WHAT THE EXERCISE ASKS » Go through the material and write it all out exactly, minus the pictures.

RECORDS SUPPLIED »
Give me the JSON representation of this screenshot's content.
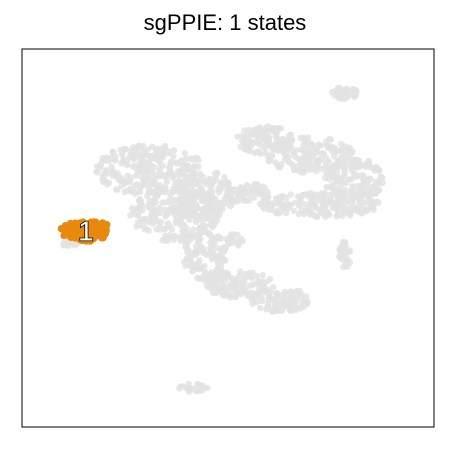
{
  "chart_data": {
    "type": "scatter",
    "title": "sgPPIE: 1 states",
    "xlabel": "",
    "ylabel": "",
    "grid": false,
    "legend": "none",
    "colors": {
      "background_points": "#e3e3e3",
      "highlight": "#e8890e",
      "label_fill": "#ffffff",
      "label_stroke": "#000000",
      "frame": "#000000"
    },
    "highlighted_states": [
      {
        "label": "1",
        "center": [
          15.5,
          52.0
        ],
        "points": 94
      }
    ],
    "background_regions": [
      {
        "name": "left-center-mass",
        "x_range": [
          12,
          50
        ],
        "y_range": [
          38,
          70
        ]
      },
      {
        "name": "right-arc",
        "x_range": [
          48,
          92
        ],
        "y_range": [
          45,
          72
        ]
      },
      {
        "name": "lower-left-band",
        "x_range": [
          36,
          72
        ],
        "y_range": [
          20,
          48
        ]
      },
      {
        "name": "upper-right-blob",
        "x_range": [
          75,
          84
        ],
        "y_range": [
          86,
          90
        ]
      },
      {
        "name": "left-islet",
        "x_range": [
          2,
          12
        ],
        "y_range": [
          48,
          50
        ]
      },
      {
        "name": "right-islet",
        "x_range": [
          74,
          82
        ],
        "y_range": [
          36,
          47
        ]
      },
      {
        "name": "bottom-islet",
        "x_range": [
          35,
          46
        ],
        "y_range": [
          7,
          10
        ]
      }
    ]
  }
}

SOLUTION BELOW »
Give me the JSON representation of this screenshot's content.
{
  "chart_data": {
    "type": "scatter",
    "title": "sgPPIE: 1 states",
    "xlabel": "",
    "ylabel": "",
    "grid": false,
    "legend": "none",
    "colors": {
      "background_points": "#e3e3e3",
      "highlight": "#e8890e",
      "label_fill": "#ffffff",
      "label_stroke": "#000000",
      "frame": "#000000"
    },
    "highlighted_states": [
      {
        "label": "1",
        "center": [
          15.5,
          52.0
        ],
        "points": 94
      }
    ],
    "background_regions": [
      {
        "name": "left-center-mass",
        "x_range": [
          12,
          50
        ],
        "y_range": [
          38,
          70
        ]
      },
      {
        "name": "right-arc",
        "x_range": [
          48,
          92
        ],
        "y_range": [
          45,
          72
        ]
      },
      {
        "name": "lower-left-band",
        "x_range": [
          36,
          72
        ],
        "y_range": [
          20,
          48
        ]
      },
      {
        "name": "upper-right-blob",
        "x_range": [
          75,
          84
        ],
        "y_range": [
          86,
          90
        ]
      },
      {
        "name": "left-islet",
        "x_range": [
          2,
          12
        ],
        "y_range": [
          48,
          50
        ]
      },
      {
        "name": "right-islet",
        "x_range": [
          74,
          82
        ],
        "y_range": [
          36,
          47
        ]
      },
      {
        "name": "bottom-islet",
        "x_range": [
          35,
          46
        ],
        "y_range": [
          7,
          10
        ]
      }
    ]
  }
}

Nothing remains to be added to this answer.